_WHAT YOU WILL DO:_ Each entry below should be returned exactly as is, with the pictures removed.

[Stored data]
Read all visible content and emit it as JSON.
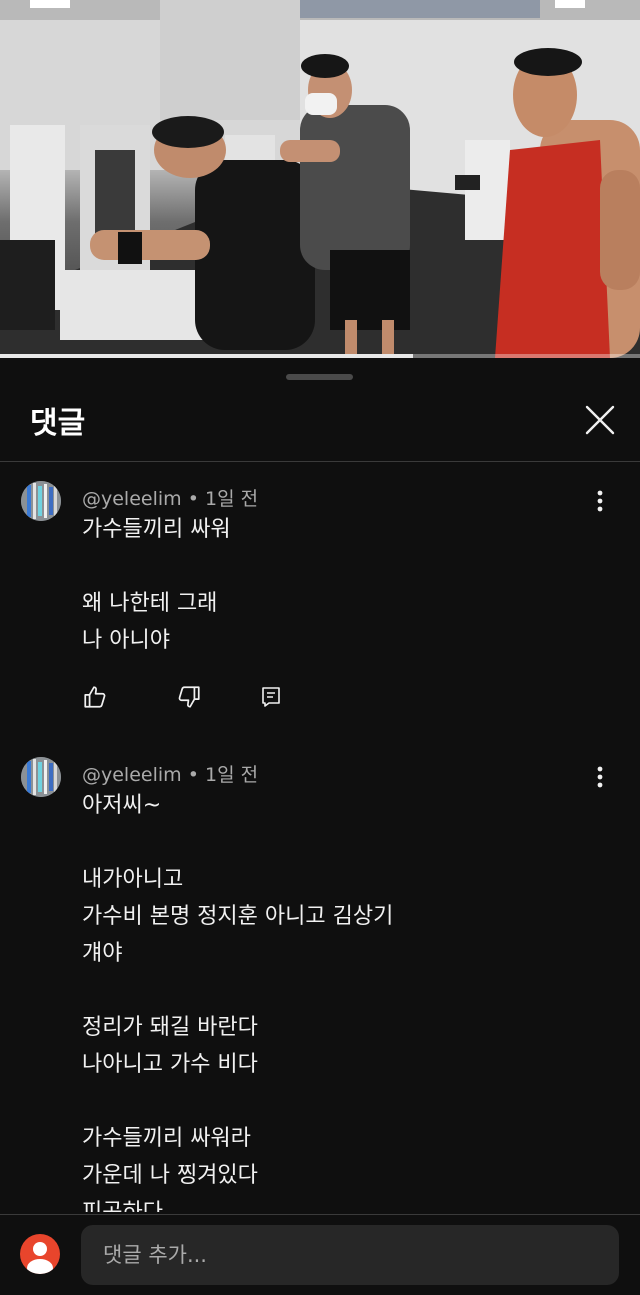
{
  "video": {
    "progress_fraction": 0.645
  },
  "panel": {
    "title": "댓글"
  },
  "comments": [
    {
      "author": "@yeleelim",
      "separator": "•",
      "time": "1일 전",
      "text": "가수들끼리 싸워\n\n왜 나한테 그래\n나 아니야"
    },
    {
      "author": "@yeleelim",
      "separator": "•",
      "time": "1일 전",
      "text": "아저씨~\n\n내가아니고\n가수비 본명 정지훈 아니고 김상기\n걔야\n\n정리가 돼길 바란다\n나아니고 가수 비다\n\n가수들끼리 싸워라\n가운데 나 찡겨있다\n피곤하다"
    }
  ],
  "icons": {
    "close": "close-icon",
    "more": "more-vert-icon",
    "like": "thumb-up-icon",
    "dislike": "thumb-down-icon",
    "reply": "reply-icon"
  },
  "composer": {
    "placeholder": "댓글 추가..."
  },
  "colors": {
    "background": "#0f0f0f",
    "user_avatar": "#e8452c"
  }
}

_RIGHT ANSWER:_
Read all visible content and emit it as JSON.
{
  "video": {
    "progress_fraction": 0.645
  },
  "panel": {
    "title": "댓글"
  },
  "comments": [
    {
      "author": "@yeleelim",
      "separator": "•",
      "time": "1일 전",
      "text": "가수들끼리 싸워\n\n왜 나한테 그래\n나 아니야"
    },
    {
      "author": "@yeleelim",
      "separator": "•",
      "time": "1일 전",
      "text": "아저씨~\n\n내가아니고\n가수비 본명 정지훈 아니고 김상기\n걔야\n\n정리가 돼길 바란다\n나아니고 가수 비다\n\n가수들끼리 싸워라\n가운데 나 찡겨있다\n피곤하다"
    }
  ],
  "icons": {
    "close": "close-icon",
    "more": "more-vert-icon",
    "like": "thumb-up-icon",
    "dislike": "thumb-down-icon",
    "reply": "reply-icon"
  },
  "composer": {
    "placeholder": "댓글 추가..."
  },
  "colors": {
    "background": "#0f0f0f",
    "user_avatar": "#e8452c"
  }
}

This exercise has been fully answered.